> **Set task**
Pick out each line with the word "measured" from the material that follows.

· · · · · · ·

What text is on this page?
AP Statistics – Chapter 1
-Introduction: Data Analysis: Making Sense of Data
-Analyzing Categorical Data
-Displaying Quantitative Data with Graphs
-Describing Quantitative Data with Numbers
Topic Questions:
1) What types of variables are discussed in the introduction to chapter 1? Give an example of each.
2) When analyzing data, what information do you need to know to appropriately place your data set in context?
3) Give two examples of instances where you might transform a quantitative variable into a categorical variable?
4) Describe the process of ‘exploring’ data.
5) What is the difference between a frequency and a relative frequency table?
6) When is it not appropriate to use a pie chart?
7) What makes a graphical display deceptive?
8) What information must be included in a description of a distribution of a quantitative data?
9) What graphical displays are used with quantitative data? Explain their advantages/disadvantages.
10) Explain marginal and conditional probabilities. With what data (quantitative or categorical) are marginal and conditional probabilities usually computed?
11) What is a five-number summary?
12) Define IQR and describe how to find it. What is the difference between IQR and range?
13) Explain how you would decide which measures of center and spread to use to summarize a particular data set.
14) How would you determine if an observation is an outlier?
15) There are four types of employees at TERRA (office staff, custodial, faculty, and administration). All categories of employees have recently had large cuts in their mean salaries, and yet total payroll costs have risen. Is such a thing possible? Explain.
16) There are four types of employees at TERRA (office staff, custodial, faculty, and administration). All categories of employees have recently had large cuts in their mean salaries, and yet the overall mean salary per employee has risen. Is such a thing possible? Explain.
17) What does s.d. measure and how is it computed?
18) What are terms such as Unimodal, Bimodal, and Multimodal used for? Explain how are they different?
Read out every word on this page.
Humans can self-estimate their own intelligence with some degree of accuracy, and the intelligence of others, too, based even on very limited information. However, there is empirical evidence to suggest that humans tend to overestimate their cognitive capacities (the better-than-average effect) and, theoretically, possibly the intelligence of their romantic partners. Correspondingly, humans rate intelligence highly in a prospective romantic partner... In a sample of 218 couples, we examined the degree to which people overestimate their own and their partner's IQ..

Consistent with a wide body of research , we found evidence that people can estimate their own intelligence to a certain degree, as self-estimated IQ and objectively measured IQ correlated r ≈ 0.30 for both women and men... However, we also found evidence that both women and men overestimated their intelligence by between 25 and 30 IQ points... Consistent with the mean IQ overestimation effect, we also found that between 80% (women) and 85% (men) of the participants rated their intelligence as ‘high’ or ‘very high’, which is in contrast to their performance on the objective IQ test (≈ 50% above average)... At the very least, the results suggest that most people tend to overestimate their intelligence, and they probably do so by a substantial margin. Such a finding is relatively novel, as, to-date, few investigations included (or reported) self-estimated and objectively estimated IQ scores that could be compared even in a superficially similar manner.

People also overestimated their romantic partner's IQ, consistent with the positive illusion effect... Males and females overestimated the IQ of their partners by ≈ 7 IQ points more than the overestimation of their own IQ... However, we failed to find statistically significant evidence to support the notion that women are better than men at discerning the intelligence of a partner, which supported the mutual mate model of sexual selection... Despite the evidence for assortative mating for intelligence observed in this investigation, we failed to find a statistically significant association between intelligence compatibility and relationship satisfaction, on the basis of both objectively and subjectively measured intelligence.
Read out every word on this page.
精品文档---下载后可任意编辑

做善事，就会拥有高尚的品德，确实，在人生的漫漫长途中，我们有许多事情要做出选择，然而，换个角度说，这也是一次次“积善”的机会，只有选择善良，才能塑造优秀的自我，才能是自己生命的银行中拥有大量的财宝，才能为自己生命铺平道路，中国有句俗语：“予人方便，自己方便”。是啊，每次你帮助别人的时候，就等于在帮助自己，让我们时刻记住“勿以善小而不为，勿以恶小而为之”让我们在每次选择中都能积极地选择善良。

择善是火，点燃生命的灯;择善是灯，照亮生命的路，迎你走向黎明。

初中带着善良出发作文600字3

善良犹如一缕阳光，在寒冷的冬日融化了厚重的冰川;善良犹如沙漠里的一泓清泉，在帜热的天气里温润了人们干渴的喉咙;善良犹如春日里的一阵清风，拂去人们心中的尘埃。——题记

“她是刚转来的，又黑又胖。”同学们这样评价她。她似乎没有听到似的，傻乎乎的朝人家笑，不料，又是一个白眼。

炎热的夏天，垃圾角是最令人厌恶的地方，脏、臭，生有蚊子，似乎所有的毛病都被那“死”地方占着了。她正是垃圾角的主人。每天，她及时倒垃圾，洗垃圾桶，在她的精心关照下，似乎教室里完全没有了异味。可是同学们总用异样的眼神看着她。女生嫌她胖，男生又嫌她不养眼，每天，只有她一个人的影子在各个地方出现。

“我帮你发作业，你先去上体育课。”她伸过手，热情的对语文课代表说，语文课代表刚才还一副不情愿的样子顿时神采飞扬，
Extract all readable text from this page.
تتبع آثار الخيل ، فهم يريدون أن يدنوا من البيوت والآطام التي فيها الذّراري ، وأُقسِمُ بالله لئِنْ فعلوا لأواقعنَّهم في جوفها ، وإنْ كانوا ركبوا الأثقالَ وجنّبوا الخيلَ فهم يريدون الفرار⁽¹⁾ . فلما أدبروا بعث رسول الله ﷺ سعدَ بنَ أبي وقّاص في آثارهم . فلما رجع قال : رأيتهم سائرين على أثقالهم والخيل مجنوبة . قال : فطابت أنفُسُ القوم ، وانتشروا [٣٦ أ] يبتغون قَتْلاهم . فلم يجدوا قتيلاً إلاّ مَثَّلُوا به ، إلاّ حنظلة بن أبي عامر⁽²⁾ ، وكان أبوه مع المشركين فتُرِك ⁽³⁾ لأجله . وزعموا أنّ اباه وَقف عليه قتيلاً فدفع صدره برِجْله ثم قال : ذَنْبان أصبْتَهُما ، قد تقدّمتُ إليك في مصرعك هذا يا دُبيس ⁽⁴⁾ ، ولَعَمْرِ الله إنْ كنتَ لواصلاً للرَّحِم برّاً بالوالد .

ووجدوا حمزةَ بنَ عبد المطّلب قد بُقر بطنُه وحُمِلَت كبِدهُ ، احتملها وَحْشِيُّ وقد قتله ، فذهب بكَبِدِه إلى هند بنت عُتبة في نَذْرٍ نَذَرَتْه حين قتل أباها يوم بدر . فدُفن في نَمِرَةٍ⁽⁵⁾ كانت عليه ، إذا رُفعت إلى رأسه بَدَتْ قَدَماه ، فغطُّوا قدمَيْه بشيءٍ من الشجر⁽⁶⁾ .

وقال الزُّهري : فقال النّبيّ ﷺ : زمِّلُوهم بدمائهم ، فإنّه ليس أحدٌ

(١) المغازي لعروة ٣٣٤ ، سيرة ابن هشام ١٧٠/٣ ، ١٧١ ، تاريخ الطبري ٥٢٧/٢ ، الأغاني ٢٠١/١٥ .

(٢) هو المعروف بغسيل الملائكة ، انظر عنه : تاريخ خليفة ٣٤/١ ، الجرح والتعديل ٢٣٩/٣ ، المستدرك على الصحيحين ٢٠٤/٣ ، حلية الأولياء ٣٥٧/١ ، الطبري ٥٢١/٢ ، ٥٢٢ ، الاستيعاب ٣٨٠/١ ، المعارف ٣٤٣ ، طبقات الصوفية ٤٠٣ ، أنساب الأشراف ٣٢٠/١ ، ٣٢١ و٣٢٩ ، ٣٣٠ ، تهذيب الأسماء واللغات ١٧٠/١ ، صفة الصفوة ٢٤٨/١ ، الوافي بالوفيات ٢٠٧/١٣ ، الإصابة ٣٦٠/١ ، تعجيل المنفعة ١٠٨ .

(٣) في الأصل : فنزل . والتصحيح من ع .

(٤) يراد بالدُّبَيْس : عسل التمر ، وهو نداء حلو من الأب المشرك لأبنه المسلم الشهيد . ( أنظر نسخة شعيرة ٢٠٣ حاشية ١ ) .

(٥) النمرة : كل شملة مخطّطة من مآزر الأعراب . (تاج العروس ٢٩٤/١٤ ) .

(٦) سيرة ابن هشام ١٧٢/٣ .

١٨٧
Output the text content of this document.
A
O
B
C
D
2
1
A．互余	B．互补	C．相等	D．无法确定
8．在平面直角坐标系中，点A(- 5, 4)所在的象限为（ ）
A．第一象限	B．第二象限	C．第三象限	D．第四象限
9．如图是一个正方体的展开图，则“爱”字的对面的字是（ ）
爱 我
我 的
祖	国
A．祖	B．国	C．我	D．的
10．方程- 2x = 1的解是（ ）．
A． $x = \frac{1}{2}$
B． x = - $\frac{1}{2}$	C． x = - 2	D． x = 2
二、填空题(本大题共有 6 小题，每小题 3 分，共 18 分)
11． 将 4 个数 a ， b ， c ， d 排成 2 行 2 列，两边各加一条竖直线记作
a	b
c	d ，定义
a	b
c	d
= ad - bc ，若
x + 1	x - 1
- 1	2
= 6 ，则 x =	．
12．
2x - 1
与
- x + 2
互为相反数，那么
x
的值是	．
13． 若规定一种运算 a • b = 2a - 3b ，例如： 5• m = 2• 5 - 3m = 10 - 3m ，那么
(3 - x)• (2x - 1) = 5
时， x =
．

· · · · · · ·

> **Problem solution**
Consistent with a wide body of research , we found evidence that people can estimate their own intelligence to a certain degree, as self-estimated IQ and objectively measured IQ correlated r ≈ 0.30 for both women and men... However, we also found evidence that both women and men overestimated their intelligence by between 25 and 30 IQ points... Consistent with the mean IQ overestimation effect, we also found that between 80% (women) and 85% (men) of the participants rated their intelligence as ‘high’ or ‘very high’, which is in contrast to their performance on the objective IQ test (≈ 50% above average)... At the very least, the results suggest that most people tend to overestimate their intelligence, and they probably do so by a substantial margin. Such a finding is relatively novel, as, to-date, few investigations included (or reported) self-estimated and objectively estimated IQ scores that could be compared even in a superficially similar manner.
People also overestimated their romantic partner's IQ, consistent with the positive illusion effect... Males and females overestimated the IQ of their partners by ≈ 7 IQ points more than the overestimation of their own IQ... However, we failed to find statistically significant evidence to support the notion that women are better than men at discerning the intelligence of a partner, which supported the mutual mate model of sexual selection... Despite the evidence for assortative mating for intelligence observed in this investigation, we failed to find a statistically significant association between intelligence compatibility and relationship satisfaction, on the basis of both objectively and subjectively measured intelligence.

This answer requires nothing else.